Entries taken from a collection:
--------------------

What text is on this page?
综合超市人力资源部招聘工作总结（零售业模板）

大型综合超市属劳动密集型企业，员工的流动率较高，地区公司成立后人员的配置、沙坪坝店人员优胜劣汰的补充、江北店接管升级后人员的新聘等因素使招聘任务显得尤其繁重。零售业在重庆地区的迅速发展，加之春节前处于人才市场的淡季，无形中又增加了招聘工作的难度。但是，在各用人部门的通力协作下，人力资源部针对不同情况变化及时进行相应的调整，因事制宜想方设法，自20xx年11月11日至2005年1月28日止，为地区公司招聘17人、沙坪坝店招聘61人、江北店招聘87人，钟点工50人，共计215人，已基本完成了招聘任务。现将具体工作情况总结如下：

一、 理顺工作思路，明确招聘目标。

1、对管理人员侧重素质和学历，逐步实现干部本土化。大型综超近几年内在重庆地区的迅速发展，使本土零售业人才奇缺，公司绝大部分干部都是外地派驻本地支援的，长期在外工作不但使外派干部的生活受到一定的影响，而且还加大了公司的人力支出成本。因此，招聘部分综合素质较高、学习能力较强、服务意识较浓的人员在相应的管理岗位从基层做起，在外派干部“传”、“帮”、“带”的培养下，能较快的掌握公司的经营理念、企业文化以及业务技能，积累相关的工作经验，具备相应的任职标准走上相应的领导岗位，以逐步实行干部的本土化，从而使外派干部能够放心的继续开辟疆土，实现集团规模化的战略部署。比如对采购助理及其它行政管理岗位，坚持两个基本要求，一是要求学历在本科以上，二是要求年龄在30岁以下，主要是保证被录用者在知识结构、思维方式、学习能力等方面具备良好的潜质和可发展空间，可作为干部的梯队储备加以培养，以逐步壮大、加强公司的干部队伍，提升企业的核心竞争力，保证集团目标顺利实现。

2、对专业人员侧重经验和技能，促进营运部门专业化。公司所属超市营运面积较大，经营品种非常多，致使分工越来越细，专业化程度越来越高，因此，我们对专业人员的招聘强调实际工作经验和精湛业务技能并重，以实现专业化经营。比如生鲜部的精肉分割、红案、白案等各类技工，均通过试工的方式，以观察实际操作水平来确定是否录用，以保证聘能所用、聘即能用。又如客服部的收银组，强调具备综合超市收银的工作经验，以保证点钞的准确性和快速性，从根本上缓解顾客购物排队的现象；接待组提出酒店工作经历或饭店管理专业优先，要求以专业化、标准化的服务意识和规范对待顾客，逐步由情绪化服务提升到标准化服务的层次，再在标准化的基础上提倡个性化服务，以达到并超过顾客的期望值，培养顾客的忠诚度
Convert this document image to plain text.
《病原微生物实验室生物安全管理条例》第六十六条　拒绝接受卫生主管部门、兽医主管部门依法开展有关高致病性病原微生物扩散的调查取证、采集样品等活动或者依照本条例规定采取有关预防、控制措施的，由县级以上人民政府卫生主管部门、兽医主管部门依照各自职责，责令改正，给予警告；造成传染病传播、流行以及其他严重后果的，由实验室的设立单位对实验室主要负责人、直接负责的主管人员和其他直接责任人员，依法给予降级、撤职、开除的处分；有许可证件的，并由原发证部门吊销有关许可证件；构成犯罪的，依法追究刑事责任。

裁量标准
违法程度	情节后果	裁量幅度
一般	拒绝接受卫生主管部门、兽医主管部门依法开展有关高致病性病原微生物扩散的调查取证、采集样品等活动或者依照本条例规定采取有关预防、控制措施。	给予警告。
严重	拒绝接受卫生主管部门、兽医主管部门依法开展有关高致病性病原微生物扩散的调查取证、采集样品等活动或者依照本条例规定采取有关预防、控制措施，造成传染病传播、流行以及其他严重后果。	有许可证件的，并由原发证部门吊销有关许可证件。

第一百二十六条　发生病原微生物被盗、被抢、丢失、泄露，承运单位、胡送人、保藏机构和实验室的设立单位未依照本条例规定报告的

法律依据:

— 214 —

--------------------

PROBLEM: Beginning at the line that holds "Convert this document image to plain text.", reproduce each line of the records above down to and including the last one.

FINISHED TASK:
Convert this document image to plain text.
《病原微生物实验室生物安全管理条例》第六十六条　拒绝接受卫生主管部门、兽医主管部门依法开展有关高致病性病原微生物扩散的调查取证、采集样品等活动或者依照本条例规定采取有关预防、控制措施的，由县级以上人民政府卫生主管部门、兽医主管部门依照各自职责，责令改正，给予警告；造成传染病传播、流行以及其他严重后果的，由实验室的设立单位对实验室主要负责人、直接负责的主管人员和其他直接责任人员，依法给予降级、撤职、开除的处分；有许可证件的，并由原发证部门吊销有关许可证件；构成犯罪的，依法追究刑事责任。

裁量标准
违法程度	情节后果	裁量幅度
一般	拒绝接受卫生主管部门、兽医主管部门依法开展有关高致病性病原微生物扩散的调查取证、采集样品等活动或者依照本条例规定采取有关预防、控制措施。	给予警告。
严重	拒绝接受卫生主管部门、兽医主管部门依法开展有关高致病性病原微生物扩散的调查取证、采集样品等活动或者依照本条例规定采取有关预防、控制措施，造成传染病传播、流行以及其他严重后果。	有许可证件的，并由原发证部门吊销有关许可证件。

第一百二十六条　发生病原微生物被盗、被抢、丢失、泄露，承运单位、胡送人、保藏机构和实验室的设立单位未依照本条例规定报告的

法律依据:

— 214 —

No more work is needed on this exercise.